THE PROBLEM
Read the records and gather each line that includes "this".
- - - - - - -
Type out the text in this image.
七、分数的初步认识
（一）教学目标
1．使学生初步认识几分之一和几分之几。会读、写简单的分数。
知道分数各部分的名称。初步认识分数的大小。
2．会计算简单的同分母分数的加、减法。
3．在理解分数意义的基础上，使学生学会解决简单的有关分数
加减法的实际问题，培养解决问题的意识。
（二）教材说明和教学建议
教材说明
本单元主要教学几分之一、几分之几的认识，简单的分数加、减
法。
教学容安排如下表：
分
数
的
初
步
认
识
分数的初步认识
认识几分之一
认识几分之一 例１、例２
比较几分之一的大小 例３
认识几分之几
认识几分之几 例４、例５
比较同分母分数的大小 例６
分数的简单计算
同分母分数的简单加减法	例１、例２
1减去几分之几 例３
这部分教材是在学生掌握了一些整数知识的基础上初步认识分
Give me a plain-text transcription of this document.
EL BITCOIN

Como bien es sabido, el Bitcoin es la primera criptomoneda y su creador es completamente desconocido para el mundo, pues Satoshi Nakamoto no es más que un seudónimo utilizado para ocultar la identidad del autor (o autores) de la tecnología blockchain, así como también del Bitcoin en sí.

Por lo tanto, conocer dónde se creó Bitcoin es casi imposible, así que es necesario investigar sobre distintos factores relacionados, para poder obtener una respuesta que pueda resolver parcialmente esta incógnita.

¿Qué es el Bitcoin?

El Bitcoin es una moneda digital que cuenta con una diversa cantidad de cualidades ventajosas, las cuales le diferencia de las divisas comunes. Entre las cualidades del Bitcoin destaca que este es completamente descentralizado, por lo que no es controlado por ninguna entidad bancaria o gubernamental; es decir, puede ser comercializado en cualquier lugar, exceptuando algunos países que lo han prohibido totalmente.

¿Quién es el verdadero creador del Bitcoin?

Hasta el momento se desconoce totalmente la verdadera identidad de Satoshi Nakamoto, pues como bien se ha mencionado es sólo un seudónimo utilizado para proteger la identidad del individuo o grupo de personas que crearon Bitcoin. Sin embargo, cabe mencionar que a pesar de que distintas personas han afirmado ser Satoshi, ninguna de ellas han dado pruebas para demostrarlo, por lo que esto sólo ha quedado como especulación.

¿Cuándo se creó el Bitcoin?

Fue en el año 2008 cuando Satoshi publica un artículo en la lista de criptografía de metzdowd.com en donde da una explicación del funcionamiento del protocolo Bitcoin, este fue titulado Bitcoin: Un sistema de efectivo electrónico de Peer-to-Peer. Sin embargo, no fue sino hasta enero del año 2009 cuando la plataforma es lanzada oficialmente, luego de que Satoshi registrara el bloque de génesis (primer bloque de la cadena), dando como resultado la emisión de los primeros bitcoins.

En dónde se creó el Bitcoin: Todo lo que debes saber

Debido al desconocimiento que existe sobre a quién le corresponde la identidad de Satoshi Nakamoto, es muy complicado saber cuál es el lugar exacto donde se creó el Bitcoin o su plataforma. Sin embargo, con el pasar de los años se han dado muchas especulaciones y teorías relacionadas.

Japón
- - - - - - -
SOLVED EXERCISE
Type out the text in this image.
Give me a plain-text transcription of this document.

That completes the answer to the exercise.